● **Data rows**
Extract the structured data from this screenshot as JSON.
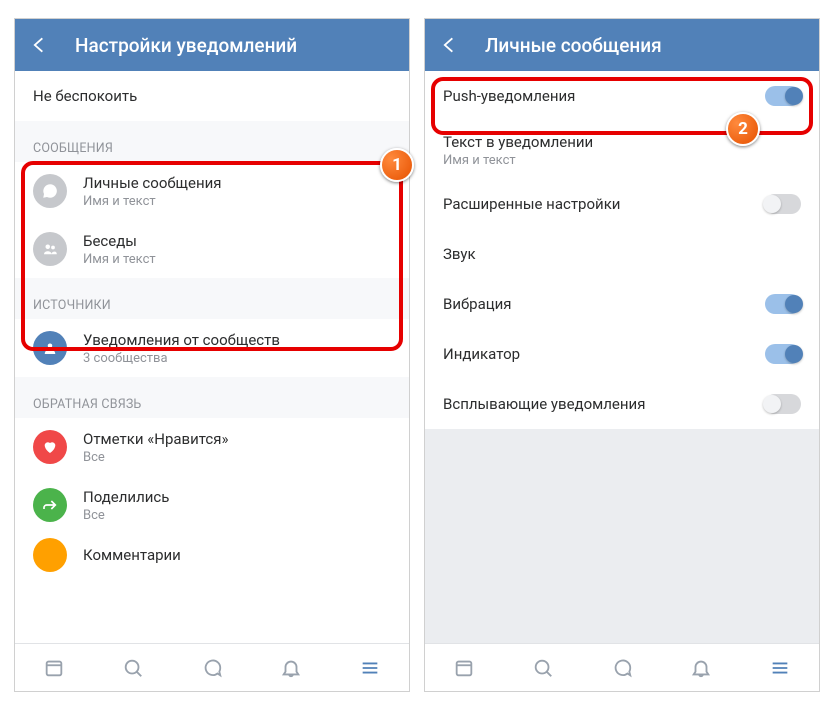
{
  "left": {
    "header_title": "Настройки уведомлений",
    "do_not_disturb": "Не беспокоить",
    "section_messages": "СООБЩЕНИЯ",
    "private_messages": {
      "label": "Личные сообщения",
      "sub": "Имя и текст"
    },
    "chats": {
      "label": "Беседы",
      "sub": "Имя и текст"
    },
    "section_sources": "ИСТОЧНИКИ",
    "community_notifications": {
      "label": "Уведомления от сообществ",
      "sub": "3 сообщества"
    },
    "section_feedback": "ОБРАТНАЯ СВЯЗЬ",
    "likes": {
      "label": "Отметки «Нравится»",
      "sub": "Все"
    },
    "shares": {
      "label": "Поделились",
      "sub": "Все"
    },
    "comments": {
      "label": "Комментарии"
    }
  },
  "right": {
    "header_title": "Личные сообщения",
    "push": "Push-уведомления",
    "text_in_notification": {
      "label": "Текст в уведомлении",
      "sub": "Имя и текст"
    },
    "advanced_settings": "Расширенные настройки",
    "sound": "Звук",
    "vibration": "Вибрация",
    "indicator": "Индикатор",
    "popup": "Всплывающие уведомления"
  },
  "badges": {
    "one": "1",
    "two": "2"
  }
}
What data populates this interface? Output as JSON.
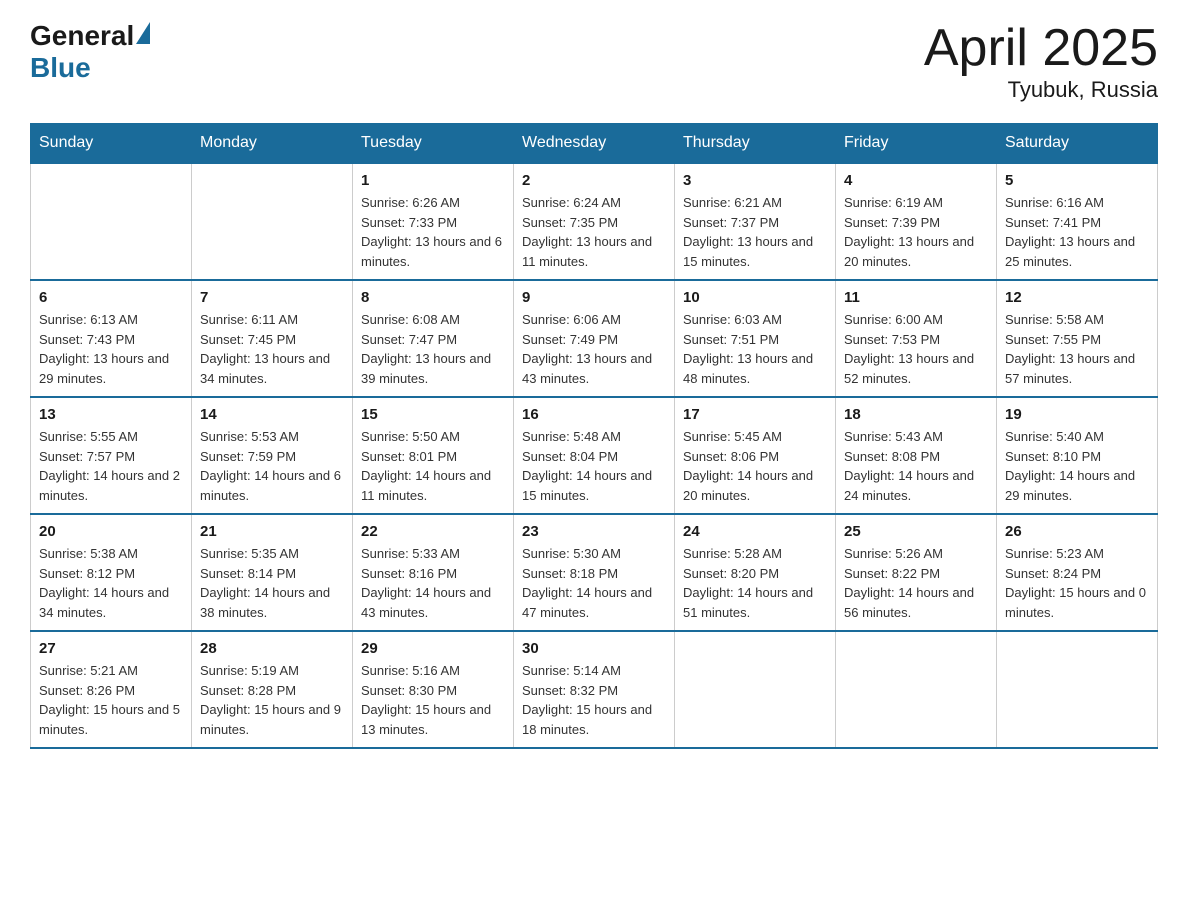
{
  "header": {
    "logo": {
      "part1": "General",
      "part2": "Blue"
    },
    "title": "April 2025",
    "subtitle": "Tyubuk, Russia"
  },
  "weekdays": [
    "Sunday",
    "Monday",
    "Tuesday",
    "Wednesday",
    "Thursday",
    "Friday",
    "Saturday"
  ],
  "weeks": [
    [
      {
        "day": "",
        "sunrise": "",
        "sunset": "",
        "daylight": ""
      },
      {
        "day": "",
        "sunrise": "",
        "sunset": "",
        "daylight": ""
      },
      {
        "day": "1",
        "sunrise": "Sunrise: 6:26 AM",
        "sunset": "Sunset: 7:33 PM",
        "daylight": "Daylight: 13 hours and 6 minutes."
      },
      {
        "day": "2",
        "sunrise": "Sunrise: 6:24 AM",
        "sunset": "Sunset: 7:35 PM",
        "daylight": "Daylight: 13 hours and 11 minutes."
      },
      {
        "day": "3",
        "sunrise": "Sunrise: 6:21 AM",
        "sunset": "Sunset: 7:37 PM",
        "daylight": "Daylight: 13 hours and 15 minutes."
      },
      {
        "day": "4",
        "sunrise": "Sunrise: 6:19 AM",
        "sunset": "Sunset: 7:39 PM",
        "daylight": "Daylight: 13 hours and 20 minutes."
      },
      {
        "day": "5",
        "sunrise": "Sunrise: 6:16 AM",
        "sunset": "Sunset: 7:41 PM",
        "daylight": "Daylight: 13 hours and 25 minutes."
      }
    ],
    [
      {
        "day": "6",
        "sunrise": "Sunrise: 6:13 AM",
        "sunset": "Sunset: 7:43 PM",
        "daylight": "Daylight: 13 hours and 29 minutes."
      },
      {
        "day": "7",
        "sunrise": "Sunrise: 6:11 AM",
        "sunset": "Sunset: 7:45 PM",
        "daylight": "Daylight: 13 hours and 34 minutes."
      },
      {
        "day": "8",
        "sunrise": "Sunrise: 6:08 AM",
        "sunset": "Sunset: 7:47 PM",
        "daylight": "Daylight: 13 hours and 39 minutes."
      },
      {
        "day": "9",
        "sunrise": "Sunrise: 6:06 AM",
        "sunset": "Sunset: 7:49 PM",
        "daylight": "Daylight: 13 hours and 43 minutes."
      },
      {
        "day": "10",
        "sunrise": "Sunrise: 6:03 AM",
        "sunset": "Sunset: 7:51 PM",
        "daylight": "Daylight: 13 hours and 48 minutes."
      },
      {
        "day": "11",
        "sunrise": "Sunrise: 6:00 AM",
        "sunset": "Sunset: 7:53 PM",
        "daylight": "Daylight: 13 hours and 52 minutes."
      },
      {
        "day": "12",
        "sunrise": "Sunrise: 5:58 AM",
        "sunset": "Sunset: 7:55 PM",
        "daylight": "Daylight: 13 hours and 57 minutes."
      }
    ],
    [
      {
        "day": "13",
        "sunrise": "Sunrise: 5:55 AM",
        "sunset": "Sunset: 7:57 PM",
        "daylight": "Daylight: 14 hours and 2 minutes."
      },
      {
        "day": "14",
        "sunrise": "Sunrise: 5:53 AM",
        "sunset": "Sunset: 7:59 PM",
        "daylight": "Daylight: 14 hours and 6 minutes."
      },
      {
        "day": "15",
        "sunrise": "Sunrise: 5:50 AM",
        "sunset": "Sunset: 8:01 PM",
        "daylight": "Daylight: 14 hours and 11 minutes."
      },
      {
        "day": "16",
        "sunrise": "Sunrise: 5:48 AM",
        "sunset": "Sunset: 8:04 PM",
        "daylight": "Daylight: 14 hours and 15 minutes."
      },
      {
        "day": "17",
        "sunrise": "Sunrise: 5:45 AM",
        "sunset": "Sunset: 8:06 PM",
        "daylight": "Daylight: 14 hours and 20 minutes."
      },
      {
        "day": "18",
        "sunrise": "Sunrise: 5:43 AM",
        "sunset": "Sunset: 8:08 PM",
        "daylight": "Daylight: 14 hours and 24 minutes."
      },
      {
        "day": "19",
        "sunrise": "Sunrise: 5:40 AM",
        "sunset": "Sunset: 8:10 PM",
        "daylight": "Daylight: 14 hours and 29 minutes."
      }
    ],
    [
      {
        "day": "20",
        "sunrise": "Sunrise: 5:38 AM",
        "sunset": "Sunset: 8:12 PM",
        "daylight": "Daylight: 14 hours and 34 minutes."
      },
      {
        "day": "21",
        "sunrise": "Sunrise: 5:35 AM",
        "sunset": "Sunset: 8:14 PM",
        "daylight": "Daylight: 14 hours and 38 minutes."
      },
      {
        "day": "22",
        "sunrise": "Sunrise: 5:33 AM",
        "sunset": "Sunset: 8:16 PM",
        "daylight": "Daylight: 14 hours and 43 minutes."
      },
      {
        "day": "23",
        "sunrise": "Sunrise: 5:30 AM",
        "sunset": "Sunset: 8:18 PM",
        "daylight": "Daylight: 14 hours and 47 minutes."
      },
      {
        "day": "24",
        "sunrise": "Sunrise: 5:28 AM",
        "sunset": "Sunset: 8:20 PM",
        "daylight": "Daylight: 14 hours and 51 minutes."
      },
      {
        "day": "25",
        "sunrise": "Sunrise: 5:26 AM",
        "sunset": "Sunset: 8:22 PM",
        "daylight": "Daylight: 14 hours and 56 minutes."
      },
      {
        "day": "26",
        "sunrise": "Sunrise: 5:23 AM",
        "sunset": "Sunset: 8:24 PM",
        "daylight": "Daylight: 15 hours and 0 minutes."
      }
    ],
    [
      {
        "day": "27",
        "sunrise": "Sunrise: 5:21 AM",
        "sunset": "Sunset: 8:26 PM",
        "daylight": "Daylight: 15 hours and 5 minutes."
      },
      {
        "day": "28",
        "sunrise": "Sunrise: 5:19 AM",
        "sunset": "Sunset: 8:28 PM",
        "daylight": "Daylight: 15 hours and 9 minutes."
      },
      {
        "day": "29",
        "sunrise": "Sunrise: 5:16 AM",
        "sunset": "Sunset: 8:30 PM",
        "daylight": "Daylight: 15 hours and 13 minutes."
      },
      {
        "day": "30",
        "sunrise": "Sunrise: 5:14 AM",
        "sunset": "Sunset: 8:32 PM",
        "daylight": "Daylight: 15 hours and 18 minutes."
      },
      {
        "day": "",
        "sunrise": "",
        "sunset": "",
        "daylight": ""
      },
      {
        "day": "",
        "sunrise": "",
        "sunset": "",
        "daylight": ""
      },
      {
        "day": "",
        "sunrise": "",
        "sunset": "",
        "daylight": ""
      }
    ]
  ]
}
...
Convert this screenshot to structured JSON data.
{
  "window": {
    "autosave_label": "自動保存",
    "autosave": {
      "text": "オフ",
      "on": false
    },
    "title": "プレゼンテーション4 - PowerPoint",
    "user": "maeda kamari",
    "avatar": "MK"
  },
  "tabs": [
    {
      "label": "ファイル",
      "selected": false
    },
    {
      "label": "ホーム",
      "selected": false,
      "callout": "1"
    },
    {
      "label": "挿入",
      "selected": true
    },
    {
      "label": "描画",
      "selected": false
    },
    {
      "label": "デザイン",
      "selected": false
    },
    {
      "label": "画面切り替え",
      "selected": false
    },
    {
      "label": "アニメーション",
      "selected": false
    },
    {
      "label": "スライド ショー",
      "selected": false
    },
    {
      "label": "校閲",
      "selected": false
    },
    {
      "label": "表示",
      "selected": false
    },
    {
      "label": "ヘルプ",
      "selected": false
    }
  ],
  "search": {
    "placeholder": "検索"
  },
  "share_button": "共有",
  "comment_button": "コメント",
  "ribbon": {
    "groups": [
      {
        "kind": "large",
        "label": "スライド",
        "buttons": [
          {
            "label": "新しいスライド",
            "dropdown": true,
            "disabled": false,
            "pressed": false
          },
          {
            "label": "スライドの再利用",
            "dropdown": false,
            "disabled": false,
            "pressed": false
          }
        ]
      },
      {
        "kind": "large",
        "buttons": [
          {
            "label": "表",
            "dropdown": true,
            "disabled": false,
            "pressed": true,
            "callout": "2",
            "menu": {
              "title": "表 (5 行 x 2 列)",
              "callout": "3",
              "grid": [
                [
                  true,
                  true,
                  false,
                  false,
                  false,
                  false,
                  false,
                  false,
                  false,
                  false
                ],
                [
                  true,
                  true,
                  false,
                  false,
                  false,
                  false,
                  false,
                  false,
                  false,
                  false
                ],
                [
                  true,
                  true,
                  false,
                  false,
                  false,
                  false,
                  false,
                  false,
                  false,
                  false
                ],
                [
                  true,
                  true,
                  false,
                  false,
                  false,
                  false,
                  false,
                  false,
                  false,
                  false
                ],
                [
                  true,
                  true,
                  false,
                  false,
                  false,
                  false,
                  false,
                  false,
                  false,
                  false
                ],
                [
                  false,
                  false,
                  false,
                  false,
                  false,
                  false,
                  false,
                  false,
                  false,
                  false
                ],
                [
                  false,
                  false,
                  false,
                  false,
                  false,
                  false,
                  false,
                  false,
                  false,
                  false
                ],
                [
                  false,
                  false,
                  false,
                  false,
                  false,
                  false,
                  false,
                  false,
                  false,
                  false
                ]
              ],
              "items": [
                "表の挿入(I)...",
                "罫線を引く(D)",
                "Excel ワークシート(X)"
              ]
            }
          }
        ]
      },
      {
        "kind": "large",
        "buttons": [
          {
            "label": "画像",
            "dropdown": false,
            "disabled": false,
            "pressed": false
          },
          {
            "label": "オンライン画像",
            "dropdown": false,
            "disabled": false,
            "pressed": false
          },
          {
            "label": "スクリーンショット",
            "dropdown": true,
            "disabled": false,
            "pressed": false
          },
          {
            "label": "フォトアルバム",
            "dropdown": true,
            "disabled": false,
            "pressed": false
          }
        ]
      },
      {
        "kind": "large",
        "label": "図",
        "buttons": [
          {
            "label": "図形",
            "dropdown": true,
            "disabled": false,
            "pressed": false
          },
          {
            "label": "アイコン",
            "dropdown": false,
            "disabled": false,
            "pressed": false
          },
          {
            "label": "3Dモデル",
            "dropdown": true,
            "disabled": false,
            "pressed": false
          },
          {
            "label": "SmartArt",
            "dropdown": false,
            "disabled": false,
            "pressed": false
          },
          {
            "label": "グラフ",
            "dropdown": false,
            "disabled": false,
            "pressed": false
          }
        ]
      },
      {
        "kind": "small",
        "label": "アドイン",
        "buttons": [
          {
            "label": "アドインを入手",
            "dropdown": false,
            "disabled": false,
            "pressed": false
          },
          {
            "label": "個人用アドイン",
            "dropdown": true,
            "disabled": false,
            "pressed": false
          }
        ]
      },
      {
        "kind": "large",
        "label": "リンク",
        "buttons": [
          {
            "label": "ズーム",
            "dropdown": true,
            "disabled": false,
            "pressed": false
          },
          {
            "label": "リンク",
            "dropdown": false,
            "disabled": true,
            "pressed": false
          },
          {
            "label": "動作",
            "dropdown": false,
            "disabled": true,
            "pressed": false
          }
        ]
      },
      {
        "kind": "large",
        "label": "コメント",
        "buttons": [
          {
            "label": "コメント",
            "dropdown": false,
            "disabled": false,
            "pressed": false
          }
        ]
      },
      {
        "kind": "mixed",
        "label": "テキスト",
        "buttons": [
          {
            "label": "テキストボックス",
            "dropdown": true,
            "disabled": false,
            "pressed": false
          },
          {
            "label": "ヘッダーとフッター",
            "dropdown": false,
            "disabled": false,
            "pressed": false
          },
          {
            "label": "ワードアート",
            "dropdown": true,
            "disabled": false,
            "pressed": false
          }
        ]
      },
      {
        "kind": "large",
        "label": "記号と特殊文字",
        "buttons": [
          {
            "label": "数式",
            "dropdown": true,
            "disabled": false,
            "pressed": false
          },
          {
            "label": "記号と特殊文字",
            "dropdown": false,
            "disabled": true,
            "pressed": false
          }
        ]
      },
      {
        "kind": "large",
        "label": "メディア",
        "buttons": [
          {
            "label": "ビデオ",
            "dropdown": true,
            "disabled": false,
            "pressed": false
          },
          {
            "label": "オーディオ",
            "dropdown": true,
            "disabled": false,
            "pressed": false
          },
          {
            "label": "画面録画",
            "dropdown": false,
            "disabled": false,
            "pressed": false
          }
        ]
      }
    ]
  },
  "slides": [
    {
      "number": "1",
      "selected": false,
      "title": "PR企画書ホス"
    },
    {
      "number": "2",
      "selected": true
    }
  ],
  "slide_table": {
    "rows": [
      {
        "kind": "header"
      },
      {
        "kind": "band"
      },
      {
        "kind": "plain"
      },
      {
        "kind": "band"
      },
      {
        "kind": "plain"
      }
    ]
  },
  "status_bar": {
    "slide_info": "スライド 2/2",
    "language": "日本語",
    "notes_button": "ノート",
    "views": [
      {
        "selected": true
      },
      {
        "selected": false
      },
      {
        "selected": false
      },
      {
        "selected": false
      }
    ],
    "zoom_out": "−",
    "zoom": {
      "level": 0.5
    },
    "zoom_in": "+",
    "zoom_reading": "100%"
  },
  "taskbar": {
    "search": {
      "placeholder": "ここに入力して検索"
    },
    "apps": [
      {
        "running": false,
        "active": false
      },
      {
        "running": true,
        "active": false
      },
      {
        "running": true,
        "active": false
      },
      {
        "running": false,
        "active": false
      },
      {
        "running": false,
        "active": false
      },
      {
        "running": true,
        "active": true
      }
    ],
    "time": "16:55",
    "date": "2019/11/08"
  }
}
---
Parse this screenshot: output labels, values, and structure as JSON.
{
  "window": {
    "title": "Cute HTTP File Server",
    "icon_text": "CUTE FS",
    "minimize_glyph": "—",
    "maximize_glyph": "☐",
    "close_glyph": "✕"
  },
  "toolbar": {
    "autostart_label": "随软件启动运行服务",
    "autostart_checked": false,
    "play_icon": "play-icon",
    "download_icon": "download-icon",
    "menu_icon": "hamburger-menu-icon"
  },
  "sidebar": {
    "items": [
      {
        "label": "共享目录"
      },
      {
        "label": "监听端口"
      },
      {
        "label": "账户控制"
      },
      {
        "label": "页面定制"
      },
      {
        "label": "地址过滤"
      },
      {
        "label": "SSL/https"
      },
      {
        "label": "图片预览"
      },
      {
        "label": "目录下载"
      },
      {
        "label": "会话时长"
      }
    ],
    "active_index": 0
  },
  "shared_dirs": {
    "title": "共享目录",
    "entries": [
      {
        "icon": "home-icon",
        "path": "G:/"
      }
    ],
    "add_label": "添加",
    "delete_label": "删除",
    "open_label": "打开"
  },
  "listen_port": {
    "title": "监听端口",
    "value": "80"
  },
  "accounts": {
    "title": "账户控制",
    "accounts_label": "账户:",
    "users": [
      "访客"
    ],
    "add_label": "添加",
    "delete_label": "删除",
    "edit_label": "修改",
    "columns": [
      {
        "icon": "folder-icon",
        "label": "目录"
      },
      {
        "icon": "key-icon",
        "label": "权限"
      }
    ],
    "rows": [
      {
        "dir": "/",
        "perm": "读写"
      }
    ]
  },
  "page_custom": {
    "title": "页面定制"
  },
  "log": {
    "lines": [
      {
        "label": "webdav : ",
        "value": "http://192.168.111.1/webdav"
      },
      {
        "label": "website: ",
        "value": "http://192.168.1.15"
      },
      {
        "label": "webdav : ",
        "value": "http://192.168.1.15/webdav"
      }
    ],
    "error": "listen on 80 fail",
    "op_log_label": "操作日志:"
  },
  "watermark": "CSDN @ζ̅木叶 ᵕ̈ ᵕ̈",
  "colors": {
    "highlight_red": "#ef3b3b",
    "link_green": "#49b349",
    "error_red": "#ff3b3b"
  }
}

● **Your objective**
Lines of the material that contain the word "webdav" are to be gathered.

● **Response**
        "label": "webdav : ",
        "value": "http://192.168.111.1/webdav"
        "label": "webdav : ",
        "value": "http://192.168.1.15/webdav"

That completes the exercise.